Work to complete —
Select the lines of the records containing the word "воды" and list them.

════════════════════

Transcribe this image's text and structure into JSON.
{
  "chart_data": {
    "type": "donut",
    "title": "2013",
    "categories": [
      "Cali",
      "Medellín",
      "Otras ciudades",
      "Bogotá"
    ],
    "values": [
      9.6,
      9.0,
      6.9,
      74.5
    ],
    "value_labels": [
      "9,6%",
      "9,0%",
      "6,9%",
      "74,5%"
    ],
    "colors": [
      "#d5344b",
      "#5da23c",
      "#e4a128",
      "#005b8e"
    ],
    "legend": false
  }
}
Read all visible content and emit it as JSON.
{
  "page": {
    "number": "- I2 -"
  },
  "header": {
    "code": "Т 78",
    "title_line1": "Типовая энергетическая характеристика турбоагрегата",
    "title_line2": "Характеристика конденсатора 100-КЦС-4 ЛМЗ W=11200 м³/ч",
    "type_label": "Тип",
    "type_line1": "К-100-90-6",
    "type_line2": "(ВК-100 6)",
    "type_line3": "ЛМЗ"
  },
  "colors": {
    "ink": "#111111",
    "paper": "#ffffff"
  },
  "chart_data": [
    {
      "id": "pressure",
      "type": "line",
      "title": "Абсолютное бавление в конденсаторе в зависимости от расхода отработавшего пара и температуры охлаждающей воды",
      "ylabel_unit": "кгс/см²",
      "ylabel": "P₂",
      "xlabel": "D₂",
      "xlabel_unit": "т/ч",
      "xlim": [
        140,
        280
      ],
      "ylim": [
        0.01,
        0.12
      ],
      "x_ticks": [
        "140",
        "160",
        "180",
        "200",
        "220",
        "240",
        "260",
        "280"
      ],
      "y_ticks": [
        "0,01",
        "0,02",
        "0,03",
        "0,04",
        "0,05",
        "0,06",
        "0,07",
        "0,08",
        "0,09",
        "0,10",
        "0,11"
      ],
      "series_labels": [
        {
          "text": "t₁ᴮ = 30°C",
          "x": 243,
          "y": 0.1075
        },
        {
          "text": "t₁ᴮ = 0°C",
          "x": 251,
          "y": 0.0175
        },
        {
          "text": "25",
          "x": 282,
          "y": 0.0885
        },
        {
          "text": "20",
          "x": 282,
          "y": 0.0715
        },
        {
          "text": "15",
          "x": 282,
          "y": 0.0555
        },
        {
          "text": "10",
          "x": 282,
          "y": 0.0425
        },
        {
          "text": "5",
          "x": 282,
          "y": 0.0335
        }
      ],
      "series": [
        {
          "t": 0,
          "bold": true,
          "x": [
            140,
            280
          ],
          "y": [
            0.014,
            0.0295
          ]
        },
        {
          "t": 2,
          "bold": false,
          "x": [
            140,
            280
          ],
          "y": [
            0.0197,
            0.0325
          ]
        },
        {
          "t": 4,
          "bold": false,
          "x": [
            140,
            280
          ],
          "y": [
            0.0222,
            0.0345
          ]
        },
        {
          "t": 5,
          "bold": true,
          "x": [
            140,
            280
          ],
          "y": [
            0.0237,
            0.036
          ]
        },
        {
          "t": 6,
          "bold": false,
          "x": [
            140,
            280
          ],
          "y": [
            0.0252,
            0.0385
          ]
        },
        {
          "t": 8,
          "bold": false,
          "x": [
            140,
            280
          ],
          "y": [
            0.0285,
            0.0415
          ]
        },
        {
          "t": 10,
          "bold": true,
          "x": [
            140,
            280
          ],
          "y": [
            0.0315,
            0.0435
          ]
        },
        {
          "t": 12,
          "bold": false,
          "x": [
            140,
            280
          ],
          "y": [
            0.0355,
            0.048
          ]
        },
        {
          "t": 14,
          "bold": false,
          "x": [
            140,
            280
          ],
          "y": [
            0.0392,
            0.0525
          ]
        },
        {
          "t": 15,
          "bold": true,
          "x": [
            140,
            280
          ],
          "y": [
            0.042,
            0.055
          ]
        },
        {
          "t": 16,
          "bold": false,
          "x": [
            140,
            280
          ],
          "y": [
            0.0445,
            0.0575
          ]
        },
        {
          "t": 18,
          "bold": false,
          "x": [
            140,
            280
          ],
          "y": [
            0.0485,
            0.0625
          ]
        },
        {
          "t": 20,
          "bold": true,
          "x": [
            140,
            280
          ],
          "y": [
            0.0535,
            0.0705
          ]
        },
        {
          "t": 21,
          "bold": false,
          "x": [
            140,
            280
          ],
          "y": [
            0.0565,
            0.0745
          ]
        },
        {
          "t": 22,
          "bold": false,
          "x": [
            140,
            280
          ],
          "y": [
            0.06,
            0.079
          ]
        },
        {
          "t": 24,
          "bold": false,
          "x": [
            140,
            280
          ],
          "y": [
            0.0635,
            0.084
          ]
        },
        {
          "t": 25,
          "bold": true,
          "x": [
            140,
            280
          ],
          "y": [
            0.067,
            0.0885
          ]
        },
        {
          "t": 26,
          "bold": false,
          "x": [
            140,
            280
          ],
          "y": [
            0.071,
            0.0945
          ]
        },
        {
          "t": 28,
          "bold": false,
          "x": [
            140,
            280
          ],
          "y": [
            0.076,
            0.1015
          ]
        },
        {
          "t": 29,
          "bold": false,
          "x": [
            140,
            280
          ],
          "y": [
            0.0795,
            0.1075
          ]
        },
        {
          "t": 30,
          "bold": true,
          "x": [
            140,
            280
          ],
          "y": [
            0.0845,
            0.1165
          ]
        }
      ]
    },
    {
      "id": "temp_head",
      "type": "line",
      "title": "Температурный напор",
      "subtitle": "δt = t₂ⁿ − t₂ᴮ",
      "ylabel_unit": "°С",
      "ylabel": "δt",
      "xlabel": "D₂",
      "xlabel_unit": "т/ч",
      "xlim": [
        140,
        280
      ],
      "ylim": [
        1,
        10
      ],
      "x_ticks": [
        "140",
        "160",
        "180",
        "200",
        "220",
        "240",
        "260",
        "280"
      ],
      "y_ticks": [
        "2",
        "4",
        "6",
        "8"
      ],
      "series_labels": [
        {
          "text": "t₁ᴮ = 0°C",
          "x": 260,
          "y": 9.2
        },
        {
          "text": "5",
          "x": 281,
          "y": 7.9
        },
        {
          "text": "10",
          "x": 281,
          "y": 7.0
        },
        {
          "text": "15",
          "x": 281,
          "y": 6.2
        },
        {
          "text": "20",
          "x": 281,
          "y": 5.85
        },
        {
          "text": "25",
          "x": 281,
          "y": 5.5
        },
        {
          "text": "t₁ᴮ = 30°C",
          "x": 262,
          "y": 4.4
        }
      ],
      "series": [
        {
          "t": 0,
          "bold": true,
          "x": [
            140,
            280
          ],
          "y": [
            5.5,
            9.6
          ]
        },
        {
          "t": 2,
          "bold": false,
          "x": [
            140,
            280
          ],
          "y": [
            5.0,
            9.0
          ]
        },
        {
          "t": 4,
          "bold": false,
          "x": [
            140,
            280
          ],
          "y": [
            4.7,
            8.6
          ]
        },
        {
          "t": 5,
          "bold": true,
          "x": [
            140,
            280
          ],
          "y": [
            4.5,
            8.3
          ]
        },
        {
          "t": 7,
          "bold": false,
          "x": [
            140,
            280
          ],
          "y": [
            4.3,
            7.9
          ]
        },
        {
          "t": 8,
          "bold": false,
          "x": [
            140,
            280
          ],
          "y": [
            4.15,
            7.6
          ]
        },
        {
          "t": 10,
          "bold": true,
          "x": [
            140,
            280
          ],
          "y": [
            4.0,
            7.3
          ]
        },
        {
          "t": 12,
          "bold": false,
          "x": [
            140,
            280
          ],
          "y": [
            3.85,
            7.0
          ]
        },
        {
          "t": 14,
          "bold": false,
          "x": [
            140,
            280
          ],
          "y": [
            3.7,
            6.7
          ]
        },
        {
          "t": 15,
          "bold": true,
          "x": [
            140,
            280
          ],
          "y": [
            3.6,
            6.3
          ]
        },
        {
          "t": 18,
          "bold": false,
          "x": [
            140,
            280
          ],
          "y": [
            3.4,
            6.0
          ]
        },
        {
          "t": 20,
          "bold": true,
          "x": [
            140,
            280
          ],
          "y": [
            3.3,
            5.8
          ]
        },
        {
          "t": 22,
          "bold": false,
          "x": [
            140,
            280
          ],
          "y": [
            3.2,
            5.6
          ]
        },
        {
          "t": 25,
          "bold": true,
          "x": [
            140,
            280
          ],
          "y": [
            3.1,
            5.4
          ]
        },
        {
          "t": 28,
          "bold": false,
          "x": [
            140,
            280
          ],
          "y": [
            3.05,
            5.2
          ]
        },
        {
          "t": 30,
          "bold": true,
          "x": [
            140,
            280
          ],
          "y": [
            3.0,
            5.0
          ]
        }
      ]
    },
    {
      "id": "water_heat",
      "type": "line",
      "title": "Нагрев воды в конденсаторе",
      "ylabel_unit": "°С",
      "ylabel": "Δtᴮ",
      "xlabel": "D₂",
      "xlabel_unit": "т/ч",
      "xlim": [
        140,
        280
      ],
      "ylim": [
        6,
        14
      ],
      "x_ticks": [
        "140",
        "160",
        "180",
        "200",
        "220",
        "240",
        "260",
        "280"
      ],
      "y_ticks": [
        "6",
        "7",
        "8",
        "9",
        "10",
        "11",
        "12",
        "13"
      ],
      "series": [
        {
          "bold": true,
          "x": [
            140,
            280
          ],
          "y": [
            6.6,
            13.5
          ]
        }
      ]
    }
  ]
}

════════════════════

Solution to the problem —
      "title": "Абсолютное бавление в конденсаторе в зависимости от расхода отработавшего пара и температуры охлаждающей воды",
      "title": "Нагрев воды в конденсаторе",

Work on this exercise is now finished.